Stated exercise: Reproduce the data from the beginning through the line containing "- rowG-label: Г", substituting "image" for "screenshot" and leaving everything else unchanged.

Dataset content:
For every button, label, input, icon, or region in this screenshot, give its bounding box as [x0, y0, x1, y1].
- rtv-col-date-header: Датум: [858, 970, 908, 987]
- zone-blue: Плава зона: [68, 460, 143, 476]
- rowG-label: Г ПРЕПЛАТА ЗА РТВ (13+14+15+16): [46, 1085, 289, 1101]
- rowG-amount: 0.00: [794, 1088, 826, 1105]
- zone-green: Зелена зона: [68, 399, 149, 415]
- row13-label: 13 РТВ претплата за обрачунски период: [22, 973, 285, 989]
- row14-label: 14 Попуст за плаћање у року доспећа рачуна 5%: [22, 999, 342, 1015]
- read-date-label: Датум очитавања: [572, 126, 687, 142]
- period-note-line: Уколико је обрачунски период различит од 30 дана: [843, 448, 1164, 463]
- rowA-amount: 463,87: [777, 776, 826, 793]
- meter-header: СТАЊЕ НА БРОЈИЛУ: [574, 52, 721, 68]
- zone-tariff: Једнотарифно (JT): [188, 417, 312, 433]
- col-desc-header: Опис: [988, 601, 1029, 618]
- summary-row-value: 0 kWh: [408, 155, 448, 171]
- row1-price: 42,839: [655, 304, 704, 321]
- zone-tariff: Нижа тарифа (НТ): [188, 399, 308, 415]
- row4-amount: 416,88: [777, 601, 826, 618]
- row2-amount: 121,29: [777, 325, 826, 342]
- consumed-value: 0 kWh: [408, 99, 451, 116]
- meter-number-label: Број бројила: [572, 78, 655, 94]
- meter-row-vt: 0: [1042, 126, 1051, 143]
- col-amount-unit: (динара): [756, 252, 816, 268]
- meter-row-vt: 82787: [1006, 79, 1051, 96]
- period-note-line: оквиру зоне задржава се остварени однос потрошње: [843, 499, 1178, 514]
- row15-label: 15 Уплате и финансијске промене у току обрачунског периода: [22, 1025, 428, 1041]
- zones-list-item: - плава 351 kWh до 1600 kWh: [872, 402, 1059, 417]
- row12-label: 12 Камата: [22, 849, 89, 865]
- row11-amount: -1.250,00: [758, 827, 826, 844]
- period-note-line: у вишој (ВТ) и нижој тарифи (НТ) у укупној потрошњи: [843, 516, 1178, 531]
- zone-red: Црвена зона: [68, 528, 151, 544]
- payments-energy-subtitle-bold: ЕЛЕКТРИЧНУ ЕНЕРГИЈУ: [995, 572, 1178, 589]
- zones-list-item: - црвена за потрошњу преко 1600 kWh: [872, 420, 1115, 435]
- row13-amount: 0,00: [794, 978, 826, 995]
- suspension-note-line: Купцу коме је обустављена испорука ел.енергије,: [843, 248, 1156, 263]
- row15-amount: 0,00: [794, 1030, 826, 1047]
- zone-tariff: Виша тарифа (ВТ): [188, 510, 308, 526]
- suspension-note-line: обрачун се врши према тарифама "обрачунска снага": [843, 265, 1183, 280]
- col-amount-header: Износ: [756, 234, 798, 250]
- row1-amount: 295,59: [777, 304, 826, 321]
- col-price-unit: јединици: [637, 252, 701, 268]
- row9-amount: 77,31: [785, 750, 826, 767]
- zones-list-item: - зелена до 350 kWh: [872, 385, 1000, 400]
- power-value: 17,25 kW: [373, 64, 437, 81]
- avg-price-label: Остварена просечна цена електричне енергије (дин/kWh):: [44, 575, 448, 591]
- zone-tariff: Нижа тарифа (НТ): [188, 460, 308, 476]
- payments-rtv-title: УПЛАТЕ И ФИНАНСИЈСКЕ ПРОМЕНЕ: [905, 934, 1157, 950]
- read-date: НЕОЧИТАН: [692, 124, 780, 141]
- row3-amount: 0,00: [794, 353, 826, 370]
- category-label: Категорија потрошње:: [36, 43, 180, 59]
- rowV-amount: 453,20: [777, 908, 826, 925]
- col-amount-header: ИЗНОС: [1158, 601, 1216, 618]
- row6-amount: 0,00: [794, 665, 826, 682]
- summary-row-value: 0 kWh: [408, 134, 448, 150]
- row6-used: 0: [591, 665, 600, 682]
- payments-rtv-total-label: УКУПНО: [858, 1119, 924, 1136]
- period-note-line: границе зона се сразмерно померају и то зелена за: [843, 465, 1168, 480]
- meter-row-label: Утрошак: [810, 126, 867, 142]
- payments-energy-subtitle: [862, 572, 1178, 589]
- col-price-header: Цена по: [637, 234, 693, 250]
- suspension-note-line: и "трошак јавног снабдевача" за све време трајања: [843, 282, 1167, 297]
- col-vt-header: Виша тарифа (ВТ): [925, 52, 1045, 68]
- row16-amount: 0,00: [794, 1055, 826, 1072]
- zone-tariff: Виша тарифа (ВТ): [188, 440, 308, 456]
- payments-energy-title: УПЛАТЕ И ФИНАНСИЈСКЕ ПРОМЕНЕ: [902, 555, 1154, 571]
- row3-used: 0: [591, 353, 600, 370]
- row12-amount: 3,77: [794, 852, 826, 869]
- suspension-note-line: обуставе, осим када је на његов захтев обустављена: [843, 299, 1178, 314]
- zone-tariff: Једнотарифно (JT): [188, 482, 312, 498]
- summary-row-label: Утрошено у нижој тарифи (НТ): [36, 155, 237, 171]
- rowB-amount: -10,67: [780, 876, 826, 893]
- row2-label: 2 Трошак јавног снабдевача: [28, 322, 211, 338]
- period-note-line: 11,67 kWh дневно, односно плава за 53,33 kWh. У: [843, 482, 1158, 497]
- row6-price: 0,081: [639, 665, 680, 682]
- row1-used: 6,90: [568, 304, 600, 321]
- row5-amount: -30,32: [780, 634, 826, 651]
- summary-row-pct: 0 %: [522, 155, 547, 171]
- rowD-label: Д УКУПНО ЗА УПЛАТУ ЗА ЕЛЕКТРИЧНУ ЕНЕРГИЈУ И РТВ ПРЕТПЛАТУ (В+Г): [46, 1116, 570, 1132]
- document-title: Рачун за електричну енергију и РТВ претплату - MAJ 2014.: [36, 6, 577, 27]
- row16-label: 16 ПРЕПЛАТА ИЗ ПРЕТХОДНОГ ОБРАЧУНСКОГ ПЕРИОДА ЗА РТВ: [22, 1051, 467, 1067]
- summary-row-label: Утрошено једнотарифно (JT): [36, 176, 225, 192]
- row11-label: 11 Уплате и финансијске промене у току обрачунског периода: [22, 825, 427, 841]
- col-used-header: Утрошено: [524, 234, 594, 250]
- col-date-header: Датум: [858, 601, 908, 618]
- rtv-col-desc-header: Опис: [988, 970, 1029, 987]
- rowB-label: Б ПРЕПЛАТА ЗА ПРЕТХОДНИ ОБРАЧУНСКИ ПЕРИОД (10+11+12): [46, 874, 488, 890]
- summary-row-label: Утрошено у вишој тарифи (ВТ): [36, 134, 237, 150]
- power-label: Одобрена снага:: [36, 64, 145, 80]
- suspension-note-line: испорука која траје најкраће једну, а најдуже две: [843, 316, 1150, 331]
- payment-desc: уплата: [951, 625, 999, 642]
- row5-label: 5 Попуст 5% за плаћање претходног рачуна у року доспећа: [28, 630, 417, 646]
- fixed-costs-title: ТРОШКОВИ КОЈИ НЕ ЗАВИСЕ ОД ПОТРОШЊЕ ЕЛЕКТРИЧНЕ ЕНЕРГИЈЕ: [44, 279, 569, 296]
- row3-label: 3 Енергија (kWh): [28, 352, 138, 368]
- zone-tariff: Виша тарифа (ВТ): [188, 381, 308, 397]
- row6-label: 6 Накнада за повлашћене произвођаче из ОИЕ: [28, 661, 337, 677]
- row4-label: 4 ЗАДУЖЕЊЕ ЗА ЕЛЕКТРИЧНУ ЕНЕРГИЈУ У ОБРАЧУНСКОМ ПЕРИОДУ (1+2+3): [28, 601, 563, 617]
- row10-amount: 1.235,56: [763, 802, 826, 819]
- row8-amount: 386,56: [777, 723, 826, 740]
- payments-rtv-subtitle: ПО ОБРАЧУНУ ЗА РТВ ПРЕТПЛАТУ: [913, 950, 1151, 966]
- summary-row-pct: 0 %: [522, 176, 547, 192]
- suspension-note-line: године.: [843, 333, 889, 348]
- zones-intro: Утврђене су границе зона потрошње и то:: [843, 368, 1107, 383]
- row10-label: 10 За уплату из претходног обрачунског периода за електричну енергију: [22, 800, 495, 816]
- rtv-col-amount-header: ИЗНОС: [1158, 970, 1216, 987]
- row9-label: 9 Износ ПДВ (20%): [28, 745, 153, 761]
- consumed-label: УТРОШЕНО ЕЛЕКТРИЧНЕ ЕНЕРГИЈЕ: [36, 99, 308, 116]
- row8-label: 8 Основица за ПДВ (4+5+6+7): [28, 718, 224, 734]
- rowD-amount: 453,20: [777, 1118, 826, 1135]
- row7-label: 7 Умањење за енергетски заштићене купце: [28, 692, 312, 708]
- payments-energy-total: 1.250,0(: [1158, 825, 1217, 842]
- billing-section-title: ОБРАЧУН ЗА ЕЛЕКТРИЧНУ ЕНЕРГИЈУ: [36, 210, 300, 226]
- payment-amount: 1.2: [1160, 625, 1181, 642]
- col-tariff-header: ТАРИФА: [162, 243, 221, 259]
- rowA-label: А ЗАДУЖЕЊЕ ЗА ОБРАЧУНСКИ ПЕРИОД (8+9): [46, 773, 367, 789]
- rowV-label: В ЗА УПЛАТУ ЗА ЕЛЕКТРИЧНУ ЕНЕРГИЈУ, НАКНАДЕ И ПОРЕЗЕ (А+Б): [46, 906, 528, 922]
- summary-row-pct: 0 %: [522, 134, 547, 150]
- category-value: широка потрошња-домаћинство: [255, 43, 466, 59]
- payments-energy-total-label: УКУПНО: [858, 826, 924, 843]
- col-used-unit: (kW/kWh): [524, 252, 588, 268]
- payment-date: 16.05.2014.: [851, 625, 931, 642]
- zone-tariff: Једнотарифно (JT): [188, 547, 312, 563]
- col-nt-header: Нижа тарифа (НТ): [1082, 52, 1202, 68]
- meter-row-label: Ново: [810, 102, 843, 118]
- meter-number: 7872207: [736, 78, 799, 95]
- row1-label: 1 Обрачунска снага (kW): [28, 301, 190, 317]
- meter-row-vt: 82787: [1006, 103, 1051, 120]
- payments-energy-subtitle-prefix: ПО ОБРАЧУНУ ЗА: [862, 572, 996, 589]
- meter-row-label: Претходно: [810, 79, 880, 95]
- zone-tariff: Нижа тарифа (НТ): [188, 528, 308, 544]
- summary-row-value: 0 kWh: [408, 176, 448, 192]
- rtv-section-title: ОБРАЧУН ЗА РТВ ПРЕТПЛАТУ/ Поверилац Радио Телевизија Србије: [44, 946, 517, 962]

Correct response:
For every button, label, input, icon, or region in this image, give its bounding box as [x0, y0, x1, y1].
- rtv-col-date-header: Датум: [858, 970, 908, 987]
- zone-blue: Плава зона: [68, 460, 143, 476]
- rowG-label: Г ПРЕПЛАТА ЗА РТВ (13+14+15+16): [46, 1085, 289, 1101]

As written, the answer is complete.